* [WHAT IS EXPECTED]:
Copy out the entries in full and with complete accuracy; pictures are excluded.

* [SUPPLIED MATERIAL]:

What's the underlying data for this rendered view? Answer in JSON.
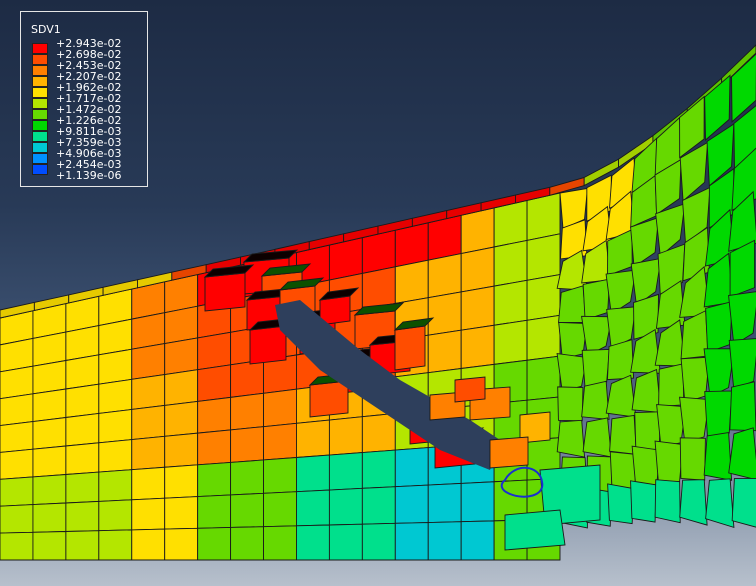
{
  "legend": {
    "variable_name": "SDV1",
    "entries": [
      {
        "label": "+2.943e-02",
        "color": "#ff0000"
      },
      {
        "label": "+2.698e-02",
        "color": "#ff4d00"
      },
      {
        "label": "+2.453e-02",
        "color": "#ff8000"
      },
      {
        "label": "+2.207e-02",
        "color": "#ffb300"
      },
      {
        "label": "+1.962e-02",
        "color": "#ffe000"
      },
      {
        "label": "+1.717e-02",
        "color": "#b4e600"
      },
      {
        "label": "+1.472e-02",
        "color": "#66d900"
      },
      {
        "label": "+1.226e-02",
        "color": "#00d900"
      },
      {
        "label": "+9.811e-03",
        "color": "#00e08c"
      },
      {
        "label": "+7.359e-03",
        "color": "#00c8d2"
      },
      {
        "label": "+4.906e-03",
        "color": "#0091ff"
      },
      {
        "label": "+2.454e-03",
        "color": "#004dff"
      },
      {
        "label": "+1.139e-06",
        "color": "#0000ff"
      }
    ]
  },
  "colors": {
    "background_top": "#1d2b44",
    "background_bottom": "#b7c0cc",
    "mesh_edge": "#1a1a1a",
    "highlight_contour": "#1a2fd0"
  }
}
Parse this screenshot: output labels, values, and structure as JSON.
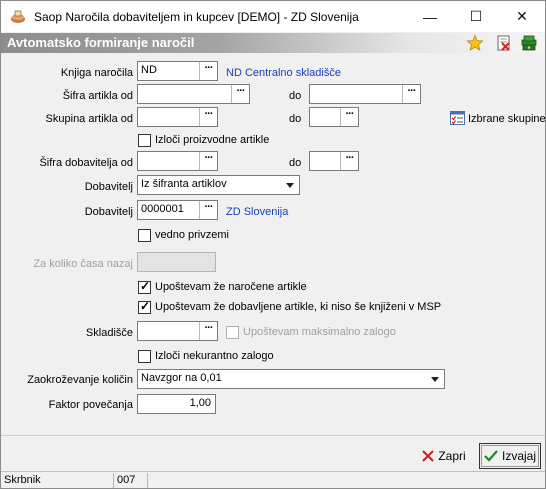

* [SOLUTION FOR THIS TASK]:
What's the underlying data for this rendered view? Answer in JSON.
{
  "legend": {
    "variable_name": "SDV1",
    "entries": [
      {
        "label": "+2.943e-02",
        "color": "#ff0000"
      },
      {
        "label": "+2.698e-02",
        "color": "#ff4d00"
      },
      {
        "label": "+2.453e-02",
        "color": "#ff8000"
      },
      {
        "label": "+2.207e-02",
        "color": "#ffb300"
      },
      {
        "label": "+1.962e-02",
        "color": "#ffe000"
      },
      {
        "label": "+1.717e-02",
        "color": "#b4e600"
      },
      {
        "label": "+1.472e-02",
        "color": "#66d900"
      },
      {
        "label": "+1.226e-02",
        "color": "#00d900"
      },
      {
        "label": "+9.811e-03",
        "color": "#00e08c"
      },
      {
        "label": "+7.359e-03",
        "color": "#00c8d2"
      },
      {
        "label": "+4.906e-03",
        "color": "#0091ff"
      },
      {
        "label": "+2.454e-03",
        "color": "#004dff"
      },
      {
        "label": "+1.139e-06",
        "color": "#0000ff"
      }
    ]
  },
  "colors": {
    "background_top": "#1d2b44",
    "background_bottom": "#b7c0cc",
    "mesh_edge": "#1a1a1a",
    "highlight_contour": "#1a2fd0"
  }
}
Parse this screenshot: output labels, values, and structure as JSON.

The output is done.